-- PROBLEM DESCRIPTION --
Gather each line of the listing below that contains the word "также".

-- EXERCISE INPUTS --

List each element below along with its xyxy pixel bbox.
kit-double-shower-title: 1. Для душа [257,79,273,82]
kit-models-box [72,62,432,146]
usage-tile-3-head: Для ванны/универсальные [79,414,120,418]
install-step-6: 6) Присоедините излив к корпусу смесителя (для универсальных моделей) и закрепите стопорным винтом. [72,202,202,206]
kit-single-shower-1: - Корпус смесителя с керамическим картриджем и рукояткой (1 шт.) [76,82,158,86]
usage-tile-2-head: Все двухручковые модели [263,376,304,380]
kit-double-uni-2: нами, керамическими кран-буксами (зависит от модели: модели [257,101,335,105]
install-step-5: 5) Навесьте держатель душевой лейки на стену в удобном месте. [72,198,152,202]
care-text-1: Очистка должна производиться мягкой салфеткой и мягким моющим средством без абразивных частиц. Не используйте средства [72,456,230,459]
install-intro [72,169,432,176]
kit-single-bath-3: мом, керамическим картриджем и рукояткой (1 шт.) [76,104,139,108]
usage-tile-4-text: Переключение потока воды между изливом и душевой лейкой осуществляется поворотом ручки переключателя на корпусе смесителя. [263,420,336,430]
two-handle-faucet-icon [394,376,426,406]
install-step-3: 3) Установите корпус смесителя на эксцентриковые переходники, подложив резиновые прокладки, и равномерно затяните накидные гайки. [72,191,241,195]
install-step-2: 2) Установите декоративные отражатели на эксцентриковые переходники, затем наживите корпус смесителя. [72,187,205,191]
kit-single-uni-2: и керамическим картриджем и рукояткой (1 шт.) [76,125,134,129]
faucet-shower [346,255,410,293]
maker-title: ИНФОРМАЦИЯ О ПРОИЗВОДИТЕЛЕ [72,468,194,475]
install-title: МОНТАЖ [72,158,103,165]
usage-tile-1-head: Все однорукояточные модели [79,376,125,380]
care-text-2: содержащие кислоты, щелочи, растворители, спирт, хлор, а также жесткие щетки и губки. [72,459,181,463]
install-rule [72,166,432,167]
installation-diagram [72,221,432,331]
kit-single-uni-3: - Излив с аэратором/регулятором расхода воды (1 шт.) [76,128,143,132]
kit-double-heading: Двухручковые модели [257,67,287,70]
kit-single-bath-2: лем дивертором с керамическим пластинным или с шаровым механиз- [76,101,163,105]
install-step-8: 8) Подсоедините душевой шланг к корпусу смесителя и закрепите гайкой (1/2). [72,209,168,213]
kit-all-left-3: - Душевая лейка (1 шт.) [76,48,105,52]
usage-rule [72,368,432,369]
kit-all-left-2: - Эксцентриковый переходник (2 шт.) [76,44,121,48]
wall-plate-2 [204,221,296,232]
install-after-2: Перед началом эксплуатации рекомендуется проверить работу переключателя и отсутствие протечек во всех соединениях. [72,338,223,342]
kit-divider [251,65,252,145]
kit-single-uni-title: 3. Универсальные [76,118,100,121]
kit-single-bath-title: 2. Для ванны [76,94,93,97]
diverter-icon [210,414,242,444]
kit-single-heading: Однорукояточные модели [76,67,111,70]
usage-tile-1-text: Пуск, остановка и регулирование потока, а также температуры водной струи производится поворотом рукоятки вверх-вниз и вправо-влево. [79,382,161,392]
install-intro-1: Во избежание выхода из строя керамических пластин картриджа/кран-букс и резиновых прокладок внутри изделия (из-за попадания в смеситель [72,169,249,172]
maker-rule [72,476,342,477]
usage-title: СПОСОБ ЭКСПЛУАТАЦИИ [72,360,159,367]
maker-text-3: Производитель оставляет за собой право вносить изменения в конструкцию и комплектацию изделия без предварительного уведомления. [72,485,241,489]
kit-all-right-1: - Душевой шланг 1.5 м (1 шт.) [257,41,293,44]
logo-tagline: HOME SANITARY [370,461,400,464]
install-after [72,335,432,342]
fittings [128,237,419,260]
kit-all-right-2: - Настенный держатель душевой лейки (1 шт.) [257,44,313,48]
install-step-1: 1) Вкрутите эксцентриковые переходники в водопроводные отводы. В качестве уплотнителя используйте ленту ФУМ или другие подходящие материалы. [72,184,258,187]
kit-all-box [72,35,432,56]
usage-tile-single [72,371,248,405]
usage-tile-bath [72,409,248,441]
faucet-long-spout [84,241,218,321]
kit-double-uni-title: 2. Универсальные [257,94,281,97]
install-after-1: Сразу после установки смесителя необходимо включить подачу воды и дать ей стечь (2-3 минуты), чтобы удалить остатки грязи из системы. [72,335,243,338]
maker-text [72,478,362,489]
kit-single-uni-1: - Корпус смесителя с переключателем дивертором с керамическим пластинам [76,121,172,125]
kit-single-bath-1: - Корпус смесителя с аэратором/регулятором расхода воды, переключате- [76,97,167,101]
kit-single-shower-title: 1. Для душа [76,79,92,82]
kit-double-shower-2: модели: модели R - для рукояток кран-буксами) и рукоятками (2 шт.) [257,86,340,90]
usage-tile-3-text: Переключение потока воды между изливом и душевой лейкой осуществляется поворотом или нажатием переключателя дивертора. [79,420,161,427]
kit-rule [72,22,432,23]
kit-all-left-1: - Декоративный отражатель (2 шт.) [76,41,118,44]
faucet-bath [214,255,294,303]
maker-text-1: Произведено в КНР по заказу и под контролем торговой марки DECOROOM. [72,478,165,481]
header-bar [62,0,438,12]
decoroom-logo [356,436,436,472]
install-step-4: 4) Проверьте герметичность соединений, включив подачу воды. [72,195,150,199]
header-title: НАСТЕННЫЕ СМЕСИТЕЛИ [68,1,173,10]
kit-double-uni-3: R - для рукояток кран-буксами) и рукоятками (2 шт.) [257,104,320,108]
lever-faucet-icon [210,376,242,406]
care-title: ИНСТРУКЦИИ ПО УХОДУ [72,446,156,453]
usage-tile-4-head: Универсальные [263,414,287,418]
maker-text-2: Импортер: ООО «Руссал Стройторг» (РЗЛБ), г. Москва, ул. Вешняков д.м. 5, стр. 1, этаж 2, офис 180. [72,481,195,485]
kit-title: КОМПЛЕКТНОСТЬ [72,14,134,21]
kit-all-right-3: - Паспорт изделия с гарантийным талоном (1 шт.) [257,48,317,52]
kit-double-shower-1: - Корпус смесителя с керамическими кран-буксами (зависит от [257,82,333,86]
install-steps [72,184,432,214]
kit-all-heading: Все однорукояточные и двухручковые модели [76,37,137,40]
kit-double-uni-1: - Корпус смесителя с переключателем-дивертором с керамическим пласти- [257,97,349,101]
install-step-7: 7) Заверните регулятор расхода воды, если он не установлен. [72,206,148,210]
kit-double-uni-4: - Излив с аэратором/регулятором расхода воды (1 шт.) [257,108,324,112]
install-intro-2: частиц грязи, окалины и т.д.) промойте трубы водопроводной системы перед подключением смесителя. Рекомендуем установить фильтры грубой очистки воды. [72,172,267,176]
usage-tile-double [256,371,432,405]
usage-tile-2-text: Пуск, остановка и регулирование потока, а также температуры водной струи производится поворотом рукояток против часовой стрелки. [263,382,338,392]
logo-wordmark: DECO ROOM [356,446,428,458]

-- FINISHED EXERCISE --
care-text-2: содержащие кислоты, щелочи, растворители, спирт, хлор, а также жесткие щетки и губки. [72,459,181,463]
usage-tile-1-text: Пуск, остановка и регулирование потока, а также температуры водной струи производится поворотом рукоятки вверх-вниз и вправо-влево. [79,382,161,392]
usage-tile-2-text: Пуск, остановка и регулирование потока, а также температуры водной струи производится поворотом рукояток против часовой стрелки. [263,382,338,392]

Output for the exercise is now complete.